◆ Written request ◆
Return all lines where the word "more" can be found.
(begin)
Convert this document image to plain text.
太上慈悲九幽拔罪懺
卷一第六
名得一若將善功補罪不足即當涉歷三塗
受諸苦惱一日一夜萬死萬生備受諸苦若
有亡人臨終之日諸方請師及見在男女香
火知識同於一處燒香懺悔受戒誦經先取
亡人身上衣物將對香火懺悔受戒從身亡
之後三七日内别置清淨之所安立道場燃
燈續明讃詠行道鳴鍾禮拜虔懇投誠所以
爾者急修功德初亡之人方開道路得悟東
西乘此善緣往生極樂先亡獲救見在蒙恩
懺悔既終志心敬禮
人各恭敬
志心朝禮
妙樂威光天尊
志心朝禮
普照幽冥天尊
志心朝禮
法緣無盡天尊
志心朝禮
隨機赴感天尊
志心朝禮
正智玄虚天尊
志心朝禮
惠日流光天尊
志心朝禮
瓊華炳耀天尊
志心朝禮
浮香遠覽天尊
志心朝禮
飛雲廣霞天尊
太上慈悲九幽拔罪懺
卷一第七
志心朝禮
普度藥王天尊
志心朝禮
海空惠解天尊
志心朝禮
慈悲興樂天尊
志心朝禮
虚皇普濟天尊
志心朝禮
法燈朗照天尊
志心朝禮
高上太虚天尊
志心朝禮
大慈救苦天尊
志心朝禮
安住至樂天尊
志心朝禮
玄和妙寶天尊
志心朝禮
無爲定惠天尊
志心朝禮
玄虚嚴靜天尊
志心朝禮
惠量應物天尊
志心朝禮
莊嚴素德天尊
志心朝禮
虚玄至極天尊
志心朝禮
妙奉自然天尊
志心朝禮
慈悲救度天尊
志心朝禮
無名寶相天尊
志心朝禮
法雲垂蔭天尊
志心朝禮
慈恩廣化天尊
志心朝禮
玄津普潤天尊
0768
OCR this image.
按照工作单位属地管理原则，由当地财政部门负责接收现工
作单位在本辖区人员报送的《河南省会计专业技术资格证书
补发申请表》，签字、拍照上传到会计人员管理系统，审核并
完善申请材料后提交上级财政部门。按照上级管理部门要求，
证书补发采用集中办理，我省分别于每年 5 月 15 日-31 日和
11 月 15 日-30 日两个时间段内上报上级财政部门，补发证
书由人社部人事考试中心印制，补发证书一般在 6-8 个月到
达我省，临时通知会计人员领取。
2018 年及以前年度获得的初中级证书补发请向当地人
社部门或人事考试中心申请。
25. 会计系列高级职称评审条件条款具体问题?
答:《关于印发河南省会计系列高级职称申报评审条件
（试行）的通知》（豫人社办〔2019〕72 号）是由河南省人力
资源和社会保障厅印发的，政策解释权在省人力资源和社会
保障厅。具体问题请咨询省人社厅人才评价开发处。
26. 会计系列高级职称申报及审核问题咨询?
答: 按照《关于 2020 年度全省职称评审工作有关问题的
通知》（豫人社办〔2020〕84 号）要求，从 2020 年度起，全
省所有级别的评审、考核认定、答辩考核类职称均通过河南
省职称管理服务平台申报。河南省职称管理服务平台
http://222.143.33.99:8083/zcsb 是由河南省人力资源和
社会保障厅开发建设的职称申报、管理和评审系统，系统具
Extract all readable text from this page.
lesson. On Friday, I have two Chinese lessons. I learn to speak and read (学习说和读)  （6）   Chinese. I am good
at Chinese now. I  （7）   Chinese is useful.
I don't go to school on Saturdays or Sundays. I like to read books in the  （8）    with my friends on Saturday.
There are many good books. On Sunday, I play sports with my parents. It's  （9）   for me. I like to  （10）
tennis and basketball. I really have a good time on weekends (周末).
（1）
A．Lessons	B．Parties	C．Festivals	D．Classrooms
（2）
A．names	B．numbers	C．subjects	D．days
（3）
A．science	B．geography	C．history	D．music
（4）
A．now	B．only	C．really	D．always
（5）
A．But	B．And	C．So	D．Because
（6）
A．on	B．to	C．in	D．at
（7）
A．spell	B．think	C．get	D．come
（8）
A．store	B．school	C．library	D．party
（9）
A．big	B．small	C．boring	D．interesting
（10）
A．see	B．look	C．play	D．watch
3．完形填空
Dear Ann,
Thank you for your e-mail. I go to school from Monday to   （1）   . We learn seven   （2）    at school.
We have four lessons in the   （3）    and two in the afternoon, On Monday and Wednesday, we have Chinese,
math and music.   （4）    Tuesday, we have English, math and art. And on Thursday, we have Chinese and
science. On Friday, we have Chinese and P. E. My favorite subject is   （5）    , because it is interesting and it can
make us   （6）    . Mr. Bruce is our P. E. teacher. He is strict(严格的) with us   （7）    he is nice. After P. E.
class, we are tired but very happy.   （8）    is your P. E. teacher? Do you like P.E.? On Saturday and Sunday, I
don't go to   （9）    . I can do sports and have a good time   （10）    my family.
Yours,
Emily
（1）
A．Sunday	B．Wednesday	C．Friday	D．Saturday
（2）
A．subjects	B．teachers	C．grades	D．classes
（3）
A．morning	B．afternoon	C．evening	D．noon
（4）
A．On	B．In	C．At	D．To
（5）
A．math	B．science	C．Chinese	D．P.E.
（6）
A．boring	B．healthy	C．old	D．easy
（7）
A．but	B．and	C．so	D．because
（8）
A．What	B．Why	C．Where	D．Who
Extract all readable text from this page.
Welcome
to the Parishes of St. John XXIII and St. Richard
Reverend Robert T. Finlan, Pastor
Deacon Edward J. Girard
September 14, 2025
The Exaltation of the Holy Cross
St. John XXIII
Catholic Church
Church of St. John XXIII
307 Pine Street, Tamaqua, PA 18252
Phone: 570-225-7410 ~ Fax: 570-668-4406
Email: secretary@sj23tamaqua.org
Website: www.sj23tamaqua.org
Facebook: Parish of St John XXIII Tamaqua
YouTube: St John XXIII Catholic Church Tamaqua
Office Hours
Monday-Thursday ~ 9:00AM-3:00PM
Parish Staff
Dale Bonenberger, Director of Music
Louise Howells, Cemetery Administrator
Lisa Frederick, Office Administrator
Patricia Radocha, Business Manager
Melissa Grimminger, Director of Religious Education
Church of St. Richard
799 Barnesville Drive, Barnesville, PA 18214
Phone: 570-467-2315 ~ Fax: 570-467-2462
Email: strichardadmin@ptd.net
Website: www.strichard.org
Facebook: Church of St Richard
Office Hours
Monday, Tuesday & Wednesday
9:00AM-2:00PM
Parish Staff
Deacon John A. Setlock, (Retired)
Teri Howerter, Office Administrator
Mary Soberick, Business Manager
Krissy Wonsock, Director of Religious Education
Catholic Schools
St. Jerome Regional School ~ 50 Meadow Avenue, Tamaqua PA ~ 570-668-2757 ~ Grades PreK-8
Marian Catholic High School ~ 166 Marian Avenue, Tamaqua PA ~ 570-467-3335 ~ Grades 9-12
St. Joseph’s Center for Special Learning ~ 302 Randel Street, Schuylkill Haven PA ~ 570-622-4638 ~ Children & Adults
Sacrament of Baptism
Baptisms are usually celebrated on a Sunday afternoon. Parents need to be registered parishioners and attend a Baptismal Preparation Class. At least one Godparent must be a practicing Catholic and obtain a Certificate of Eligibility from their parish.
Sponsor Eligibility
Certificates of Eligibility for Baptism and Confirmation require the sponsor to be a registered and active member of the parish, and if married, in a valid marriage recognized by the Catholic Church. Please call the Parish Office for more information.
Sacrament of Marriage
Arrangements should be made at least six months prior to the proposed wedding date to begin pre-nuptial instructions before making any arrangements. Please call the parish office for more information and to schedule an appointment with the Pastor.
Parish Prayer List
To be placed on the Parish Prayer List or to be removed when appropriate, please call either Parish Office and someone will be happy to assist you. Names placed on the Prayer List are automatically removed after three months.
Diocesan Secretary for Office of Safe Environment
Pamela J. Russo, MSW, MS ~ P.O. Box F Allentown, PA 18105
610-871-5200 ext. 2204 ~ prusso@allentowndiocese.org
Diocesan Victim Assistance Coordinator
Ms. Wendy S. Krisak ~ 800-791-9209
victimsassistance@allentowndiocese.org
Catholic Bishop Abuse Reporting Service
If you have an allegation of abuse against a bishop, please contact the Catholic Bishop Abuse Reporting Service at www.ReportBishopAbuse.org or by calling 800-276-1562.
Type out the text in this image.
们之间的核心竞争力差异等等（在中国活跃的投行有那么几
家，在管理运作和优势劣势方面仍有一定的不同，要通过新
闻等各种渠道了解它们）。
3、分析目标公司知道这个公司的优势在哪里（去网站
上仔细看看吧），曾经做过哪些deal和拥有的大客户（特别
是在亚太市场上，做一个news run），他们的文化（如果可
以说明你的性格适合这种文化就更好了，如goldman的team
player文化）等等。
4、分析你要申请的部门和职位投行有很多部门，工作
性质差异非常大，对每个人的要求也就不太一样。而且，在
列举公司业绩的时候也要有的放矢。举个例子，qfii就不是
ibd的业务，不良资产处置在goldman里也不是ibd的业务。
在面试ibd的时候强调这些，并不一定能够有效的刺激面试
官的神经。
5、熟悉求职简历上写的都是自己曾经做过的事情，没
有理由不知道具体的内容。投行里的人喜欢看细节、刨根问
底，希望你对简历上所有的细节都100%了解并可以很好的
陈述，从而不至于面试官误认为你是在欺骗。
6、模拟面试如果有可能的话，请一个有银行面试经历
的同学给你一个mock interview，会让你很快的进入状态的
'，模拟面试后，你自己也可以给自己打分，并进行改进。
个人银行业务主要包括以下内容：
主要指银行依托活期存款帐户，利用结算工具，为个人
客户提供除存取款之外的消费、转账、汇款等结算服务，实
(end)
◆ Task solution ◆
Certificates of Eligibility for Baptism and Confirmation require the sponsor to be a registered and active member of the parish, and if married, in a valid marriage recognized by the Catholic Church. Please call the Parish Office for more information.
Arrangements should be made at least six months prior to the proposed wedding date to begin pre-nuptial instructions before making any arrangements. Please call the parish office for more information and to schedule an appointment with the Pastor.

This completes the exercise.